[Dataset rows]
__________
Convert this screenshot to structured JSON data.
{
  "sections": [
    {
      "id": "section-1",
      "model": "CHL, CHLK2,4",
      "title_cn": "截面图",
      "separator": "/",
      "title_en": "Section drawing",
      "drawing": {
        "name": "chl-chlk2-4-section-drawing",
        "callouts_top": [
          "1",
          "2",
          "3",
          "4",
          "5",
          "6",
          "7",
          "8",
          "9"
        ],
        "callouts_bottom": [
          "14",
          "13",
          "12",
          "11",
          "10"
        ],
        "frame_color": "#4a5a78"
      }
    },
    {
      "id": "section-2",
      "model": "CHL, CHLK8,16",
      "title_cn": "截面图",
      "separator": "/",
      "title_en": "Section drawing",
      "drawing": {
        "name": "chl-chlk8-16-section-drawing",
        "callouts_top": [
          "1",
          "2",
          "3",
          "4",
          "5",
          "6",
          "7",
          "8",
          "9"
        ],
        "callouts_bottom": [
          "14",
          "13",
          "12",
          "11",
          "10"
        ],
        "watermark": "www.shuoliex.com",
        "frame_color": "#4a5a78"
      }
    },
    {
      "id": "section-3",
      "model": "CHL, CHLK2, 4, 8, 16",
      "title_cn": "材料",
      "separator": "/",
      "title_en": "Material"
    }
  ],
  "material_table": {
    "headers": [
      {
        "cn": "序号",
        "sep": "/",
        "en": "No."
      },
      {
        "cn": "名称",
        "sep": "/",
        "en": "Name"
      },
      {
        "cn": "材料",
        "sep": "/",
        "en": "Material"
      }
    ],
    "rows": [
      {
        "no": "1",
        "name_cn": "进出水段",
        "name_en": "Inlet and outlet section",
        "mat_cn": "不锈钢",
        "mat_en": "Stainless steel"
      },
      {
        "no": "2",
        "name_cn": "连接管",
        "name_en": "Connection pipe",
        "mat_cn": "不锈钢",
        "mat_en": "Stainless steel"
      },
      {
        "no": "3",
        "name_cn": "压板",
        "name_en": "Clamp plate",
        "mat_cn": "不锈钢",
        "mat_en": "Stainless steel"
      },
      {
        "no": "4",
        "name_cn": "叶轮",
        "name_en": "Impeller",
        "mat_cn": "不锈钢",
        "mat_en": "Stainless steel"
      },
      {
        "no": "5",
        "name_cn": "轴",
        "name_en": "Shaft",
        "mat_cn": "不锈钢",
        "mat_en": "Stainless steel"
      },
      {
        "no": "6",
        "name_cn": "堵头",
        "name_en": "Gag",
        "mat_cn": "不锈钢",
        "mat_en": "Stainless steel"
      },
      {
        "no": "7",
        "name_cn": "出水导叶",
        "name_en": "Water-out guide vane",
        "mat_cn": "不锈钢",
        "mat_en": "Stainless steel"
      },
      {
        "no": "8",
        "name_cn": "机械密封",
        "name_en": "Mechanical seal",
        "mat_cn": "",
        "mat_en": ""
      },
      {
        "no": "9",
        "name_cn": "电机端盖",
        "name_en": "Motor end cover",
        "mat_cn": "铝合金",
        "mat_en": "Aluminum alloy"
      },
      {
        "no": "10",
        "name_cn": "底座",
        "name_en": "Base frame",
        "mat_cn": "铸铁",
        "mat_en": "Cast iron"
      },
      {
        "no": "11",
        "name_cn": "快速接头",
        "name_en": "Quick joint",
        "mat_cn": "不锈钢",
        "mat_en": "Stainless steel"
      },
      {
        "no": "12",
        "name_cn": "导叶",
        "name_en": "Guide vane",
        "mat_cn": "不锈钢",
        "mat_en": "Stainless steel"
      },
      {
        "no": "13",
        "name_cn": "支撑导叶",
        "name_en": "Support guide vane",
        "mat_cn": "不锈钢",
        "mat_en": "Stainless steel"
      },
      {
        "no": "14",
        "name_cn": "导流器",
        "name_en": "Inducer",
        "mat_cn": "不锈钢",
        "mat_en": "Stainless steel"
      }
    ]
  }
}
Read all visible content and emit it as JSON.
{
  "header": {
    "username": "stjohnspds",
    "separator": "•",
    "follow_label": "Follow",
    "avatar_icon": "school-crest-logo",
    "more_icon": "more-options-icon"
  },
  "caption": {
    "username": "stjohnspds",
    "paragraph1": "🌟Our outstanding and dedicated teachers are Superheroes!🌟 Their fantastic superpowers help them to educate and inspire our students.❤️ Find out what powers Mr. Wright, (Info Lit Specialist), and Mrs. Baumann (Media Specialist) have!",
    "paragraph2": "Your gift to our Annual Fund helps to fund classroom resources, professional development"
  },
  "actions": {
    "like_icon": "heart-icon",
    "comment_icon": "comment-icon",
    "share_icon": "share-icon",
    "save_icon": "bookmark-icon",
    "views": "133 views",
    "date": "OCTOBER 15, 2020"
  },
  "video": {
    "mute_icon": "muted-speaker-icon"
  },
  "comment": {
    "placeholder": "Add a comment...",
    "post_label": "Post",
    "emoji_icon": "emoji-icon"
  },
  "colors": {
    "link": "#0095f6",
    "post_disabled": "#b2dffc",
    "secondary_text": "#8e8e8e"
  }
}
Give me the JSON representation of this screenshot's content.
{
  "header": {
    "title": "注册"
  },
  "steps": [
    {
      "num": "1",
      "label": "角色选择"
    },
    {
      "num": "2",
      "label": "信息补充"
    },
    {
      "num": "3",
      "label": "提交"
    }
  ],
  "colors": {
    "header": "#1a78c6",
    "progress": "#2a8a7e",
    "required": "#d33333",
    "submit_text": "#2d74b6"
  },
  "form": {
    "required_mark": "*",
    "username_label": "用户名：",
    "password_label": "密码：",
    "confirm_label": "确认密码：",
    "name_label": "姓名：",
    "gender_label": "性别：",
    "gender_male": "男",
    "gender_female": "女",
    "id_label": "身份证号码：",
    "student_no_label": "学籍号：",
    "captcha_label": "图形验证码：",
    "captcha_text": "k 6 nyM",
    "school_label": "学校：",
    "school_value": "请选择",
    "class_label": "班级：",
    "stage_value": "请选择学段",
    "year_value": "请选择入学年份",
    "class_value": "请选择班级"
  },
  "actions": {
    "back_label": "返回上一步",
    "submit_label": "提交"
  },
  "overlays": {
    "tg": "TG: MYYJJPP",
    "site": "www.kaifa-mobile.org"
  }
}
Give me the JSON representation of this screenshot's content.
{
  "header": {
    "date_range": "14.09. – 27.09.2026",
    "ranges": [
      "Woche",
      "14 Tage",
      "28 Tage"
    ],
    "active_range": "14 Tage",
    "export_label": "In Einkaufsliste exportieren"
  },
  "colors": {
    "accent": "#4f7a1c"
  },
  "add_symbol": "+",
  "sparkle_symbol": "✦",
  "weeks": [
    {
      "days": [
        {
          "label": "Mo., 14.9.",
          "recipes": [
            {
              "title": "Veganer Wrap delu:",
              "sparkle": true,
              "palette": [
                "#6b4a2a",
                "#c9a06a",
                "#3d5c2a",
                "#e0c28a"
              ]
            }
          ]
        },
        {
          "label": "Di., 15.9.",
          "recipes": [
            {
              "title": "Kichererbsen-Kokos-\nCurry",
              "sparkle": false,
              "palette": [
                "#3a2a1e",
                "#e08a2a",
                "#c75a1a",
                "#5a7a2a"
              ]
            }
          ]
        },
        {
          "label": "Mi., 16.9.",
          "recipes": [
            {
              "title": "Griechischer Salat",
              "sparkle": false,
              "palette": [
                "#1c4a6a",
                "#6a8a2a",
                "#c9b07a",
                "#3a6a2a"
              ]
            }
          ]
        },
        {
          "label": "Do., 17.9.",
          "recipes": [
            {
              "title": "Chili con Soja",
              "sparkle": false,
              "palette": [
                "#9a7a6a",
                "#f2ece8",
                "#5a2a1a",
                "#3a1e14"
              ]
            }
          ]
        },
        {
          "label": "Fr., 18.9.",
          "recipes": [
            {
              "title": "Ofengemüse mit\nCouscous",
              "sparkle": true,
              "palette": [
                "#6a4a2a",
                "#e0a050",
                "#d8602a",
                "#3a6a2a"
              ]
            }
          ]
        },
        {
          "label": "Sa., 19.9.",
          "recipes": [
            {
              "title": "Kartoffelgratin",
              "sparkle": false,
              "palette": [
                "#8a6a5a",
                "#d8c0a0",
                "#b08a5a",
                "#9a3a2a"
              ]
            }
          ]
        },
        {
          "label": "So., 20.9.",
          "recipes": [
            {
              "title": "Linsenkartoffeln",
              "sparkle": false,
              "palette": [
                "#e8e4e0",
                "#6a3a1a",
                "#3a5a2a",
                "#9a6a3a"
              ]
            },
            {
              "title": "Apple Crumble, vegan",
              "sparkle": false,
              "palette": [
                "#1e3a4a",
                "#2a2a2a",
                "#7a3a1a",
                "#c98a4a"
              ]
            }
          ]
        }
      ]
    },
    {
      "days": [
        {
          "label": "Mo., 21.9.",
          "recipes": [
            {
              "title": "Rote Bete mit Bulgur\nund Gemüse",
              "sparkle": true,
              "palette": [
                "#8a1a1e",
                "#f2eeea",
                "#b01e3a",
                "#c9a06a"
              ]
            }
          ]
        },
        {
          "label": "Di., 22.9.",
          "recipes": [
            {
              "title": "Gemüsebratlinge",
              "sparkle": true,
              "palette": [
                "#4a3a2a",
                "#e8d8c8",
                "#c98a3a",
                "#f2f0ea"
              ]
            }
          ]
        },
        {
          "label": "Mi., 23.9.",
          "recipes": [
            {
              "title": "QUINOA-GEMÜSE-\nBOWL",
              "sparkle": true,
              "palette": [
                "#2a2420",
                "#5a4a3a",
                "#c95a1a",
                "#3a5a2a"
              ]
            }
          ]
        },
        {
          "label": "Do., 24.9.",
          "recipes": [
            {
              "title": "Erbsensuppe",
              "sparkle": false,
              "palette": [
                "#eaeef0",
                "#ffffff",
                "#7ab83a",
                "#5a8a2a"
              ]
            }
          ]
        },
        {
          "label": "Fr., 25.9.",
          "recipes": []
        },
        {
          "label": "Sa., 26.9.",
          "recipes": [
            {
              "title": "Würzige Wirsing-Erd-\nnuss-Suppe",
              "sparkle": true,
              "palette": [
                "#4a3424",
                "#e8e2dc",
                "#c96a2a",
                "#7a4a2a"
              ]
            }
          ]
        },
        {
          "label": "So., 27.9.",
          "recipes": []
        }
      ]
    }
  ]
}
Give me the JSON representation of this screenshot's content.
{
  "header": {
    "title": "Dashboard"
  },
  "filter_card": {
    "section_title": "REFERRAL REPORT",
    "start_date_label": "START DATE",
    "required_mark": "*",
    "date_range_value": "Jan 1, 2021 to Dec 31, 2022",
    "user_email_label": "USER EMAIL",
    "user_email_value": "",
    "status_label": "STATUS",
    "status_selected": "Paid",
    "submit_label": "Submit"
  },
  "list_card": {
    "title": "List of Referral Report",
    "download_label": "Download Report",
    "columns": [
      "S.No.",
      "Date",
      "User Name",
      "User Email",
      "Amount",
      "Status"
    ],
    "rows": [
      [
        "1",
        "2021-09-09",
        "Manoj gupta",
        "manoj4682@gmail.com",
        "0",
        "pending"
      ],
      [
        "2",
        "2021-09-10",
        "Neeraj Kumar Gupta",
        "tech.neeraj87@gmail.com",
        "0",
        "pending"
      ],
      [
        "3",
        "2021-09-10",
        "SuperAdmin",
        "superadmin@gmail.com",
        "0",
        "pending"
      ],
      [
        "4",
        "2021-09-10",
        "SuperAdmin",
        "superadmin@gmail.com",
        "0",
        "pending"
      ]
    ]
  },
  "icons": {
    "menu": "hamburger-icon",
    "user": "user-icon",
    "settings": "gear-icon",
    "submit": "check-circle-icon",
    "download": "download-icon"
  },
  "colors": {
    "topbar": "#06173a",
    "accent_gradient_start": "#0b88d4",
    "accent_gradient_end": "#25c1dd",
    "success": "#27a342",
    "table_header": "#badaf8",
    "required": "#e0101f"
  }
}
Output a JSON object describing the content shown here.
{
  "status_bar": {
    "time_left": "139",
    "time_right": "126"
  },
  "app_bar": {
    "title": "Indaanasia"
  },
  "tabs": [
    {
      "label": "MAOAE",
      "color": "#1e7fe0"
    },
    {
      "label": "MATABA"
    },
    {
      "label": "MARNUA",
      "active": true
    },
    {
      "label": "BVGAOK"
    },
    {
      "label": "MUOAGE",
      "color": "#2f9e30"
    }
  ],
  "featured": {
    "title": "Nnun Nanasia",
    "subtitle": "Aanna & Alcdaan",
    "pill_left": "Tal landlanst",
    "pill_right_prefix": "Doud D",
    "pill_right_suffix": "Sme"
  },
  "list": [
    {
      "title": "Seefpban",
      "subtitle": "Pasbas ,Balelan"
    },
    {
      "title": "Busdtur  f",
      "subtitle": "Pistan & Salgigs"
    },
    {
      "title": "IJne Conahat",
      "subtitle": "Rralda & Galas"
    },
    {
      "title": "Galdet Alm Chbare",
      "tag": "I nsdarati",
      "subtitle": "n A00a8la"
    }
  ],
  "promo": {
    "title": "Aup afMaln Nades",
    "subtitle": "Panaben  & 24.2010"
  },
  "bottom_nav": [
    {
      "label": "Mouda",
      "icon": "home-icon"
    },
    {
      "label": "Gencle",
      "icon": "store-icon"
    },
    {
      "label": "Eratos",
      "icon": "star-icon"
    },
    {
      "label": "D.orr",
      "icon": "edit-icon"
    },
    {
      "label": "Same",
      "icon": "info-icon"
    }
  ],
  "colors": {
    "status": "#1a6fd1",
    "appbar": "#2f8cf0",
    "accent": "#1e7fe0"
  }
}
__________
How many lines of these entries contain the string "subtitle"? Reply with the number alone.

6